● TASK
Read the records and gather each line that includes "Утвердить".

──────

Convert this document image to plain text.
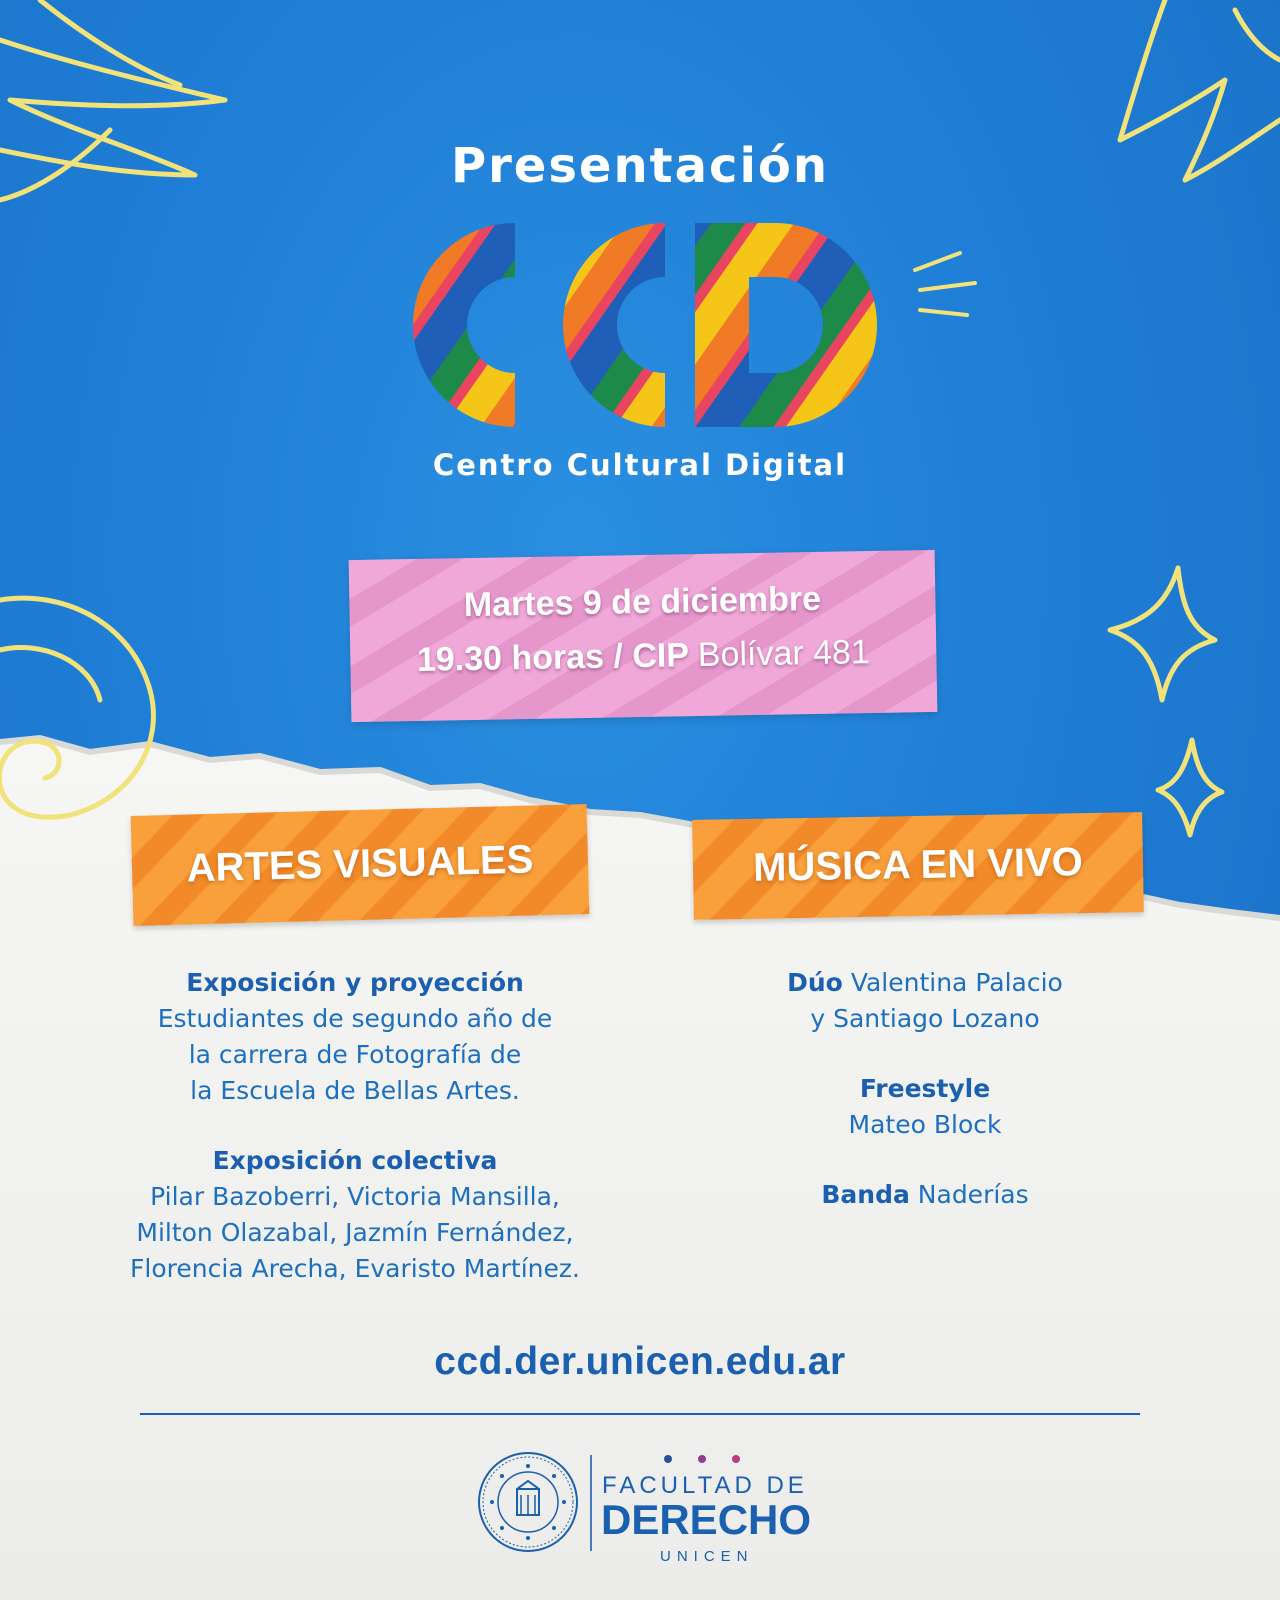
Presentación
Centro Cultural Digital
Martes 9 de diciembre
19.30 horas / CIP Bolívar 481
ARTES VISUALES	MÚSICA EN VIVO
Exposición y proyección
Estudiantes de segundo año de
la carrera de Fotografía de
la Escuela de Bellas Artes.
Exposición colectiva
Pilar Bazoberri, Victoria Mansilla,
Milton Olazabal, Jazmín Fernández,
Florencia Arecha, Evaristo Martínez.
Dúo Valentina Palacio
y Santiago Lozano
Freestyle
Mateo Block
Banda Naderías
ccd.der.unicen.edu.ar
FACULTAD DE
DERECHO
UNICEN
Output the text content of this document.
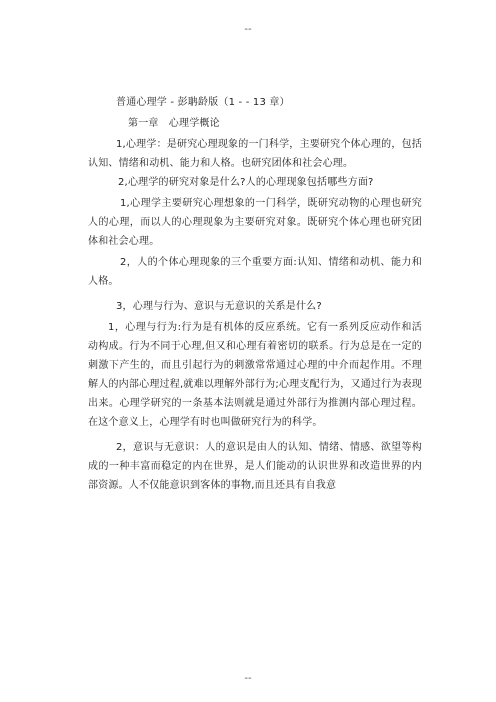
--

普通心理学 - 彭聃龄版（1 - - 13 章）

第一章　心理学概论

1,心理学：是研究心理现象的一门科学，主要研究个体心理的，包括认知、情绪和动机、能力和人格。也研究团体和社会心理。

2,心理学的研究对象是什么?人的心理现象包括哪些方面?

1,心理学主要研究心理想象的一门科学，既研究动物的心理也研究人的心理，而以人的心理现象为主要研究对象。既研究个体心理也研究团体和社会心理。

2，人的个体心理现象的三个重要方面:认知、情绪和动机、能力和人格。

3，心理与行为、意识与无意识的关系是什么?

1，心理与行为:行为是有机体的反应系统。它有一系列反应动作和活动构成。行为不同于心理,但又和心理有着密切的联系。行为总是在一定的刺激下产生的，而且引起行为的刺激常常通过心理的中介而起作用。不理解人的内部心理过程,就难以理解外部行为;心理支配行为，又通过行为表现出来。心理学研究的一条基本法则就是通过外部行为推测内部心理过程。在这个意义上，心理学有时也叫做研究行为的科学。

2，意识与无意识：人的意识是由人的认知、情绪、情感、欲望等构成的一种丰富而稳定的内在世界，是人们能动的认识世界和改造世界的内部资源。人不仅能意识到客体的事物,而且还具有自我意

--
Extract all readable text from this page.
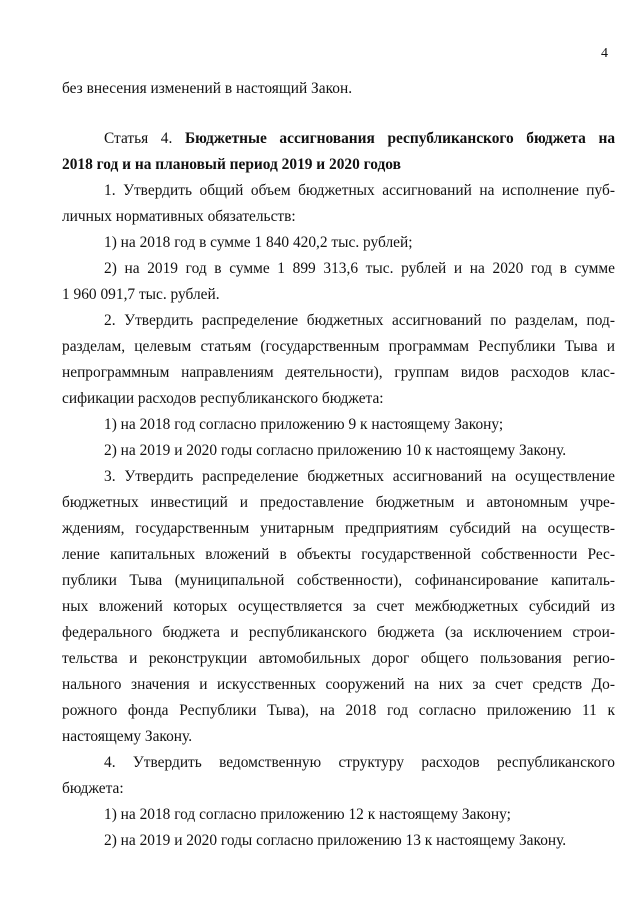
4
без внесения изменений в настоящий Закон.
Статья 4. Бюджетные ассигнования республиканского бюджета на
2018 год и на плановый период 2019 и 2020 годов
1. Утвердить общий объем бюджетных ассигнований на исполнение пуб-
личных нормативных обязательств:
1) на 2018 год в сумме 1 840 420,2 тыс. рублей;
2) на 2019 год в сумме 1 899 313,6 тыс. рублей и на 2020 год в сумме
1 960 091,7 тыс. рублей.
2. Утвердить распределение бюджетных ассигнований по разделам, под-
разделам, целевым статьям (государственным программам Республики Тыва и
непрограммным направлениям деятельности), группам видов расходов клас-
сификации расходов республиканского бюджета:
1) на 2018 год согласно приложению 9 к настоящему Закону;
2) на 2019 и 2020 годы согласно приложению 10 к настоящему Закону.
3. Утвердить распределение бюджетных ассигнований на осуществление
бюджетных инвестиций и предоставление бюджетным и автономным учре-
ждениям, государственным унитарным предприятиям субсидий на осуществ-
ление капитальных вложений в объекты государственной собственности Рес-
публики Тыва (муниципальной собственности), софинансирование капиталь-
ных вложений которых осуществляется за счет межбюджетных субсидий из
федерального бюджета и республиканского бюджета (за исключением строи-
тельства и реконструкции автомобильных дорог общего пользования регио-
нального значения и искусственных сооружений на них за счет средств До-
рожного фонда Республики Тыва), на 2018 год согласно приложению 11 к
настоящему Закону.
4. Утвердить ведомственную структуру расходов республиканского
бюджета:
1) на 2018 год согласно приложению 12 к настоящему Закону;
2) на 2019 и 2020 годы согласно приложению 13 к настоящему Закону.
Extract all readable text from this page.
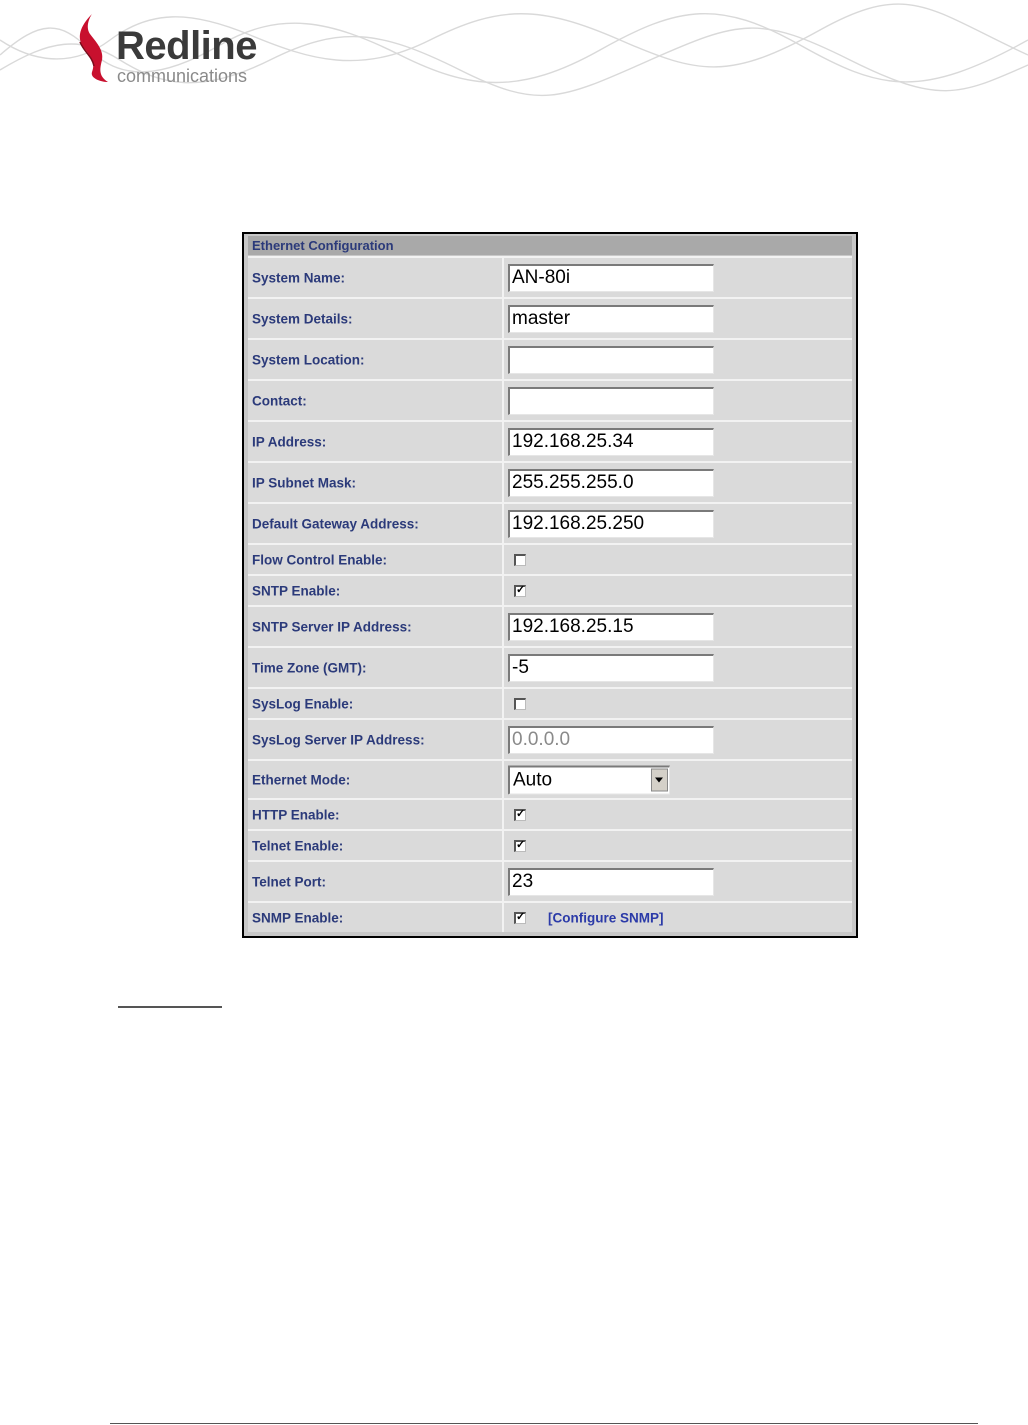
Redline
communications
Ethernet Configuration
System Name:
AN-80i
System Details:
master
System Location:
Contact:
IP Address:
192.168.25.34
IP Subnet Mask:
255.255.255.0
Default Gateway Address:
192.168.25.250
Flow Control Enable:
SNTP Enable:	✓
SNTP Server IP Address:
192.168.25.15
Time Zone (GMT):
-5
SysLog Enable:
SysLog Server IP Address:
0.0.0.0
Ethernet Mode:	Auto
HTTP Enable:	✓
Telnet Enable:	✓
Telnet Port:
23
SNMP Enable:	✓ [Configure SNMP]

──────

● ANSWER IN FULL
1. Утвердить общий объем бюджетных ассигнований на исполнение пуб-
2. Утвердить распределение бюджетных ассигнований по разделам, под-
3. Утвердить распределение бюджетных ассигнований на осуществление
4. Утвердить ведомственную структуру расходов республиканского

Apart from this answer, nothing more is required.